=== EXTRACTED RECORDS ===

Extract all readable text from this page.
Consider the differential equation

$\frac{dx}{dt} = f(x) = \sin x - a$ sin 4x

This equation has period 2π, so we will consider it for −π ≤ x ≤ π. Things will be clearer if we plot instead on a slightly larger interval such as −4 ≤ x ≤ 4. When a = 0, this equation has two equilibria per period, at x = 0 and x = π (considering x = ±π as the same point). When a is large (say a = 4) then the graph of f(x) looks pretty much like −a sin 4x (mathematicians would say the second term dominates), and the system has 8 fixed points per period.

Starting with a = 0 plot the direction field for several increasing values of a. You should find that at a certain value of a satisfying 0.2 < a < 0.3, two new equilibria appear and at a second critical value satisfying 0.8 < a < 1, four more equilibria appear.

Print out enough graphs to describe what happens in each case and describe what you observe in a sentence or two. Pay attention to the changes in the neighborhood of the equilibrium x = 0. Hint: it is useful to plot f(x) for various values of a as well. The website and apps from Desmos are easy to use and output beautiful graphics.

===

▶ _STATED EXERCISE_:
Every entry should be printed again exactly as it stands.

▶ _ANSWER TO THE EXERCISE_:
Extract all readable text from this page.
Consider the differential equation

$\frac{dx}{dt} = f(x) = \sin x - a$ sin 4x

This equation has period 2π, so we will consider it for −π ≤ x ≤ π. Things will be clearer if we plot instead on a slightly larger interval such as −4 ≤ x ≤ 4. When a = 0, this equation has two equilibria per period, at x = 0 and x = π (considering x = ±π as the same point). When a is large (say a = 4) then the graph of f(x) looks pretty much like −a sin 4x (mathematicians would say the second term dominates), and the system has 8 fixed points per period.

Starting with a = 0 plot the direction field for several increasing values of a. You should find that at a certain value of a satisfying 0.2 < a < 0.3, two new equilibria appear and at a second critical value satisfying 0.8 < a < 1, four more equilibria appear.

Print out enough graphs to describe what happens in each case and describe what you observe in a sentence or two. Pay attention to the changes in the neighborhood of the equilibrium x = 0. Hint: it is useful to plot f(x) for various values of a as well. The website and apps from Desmos are easy to use and output beautiful graphics.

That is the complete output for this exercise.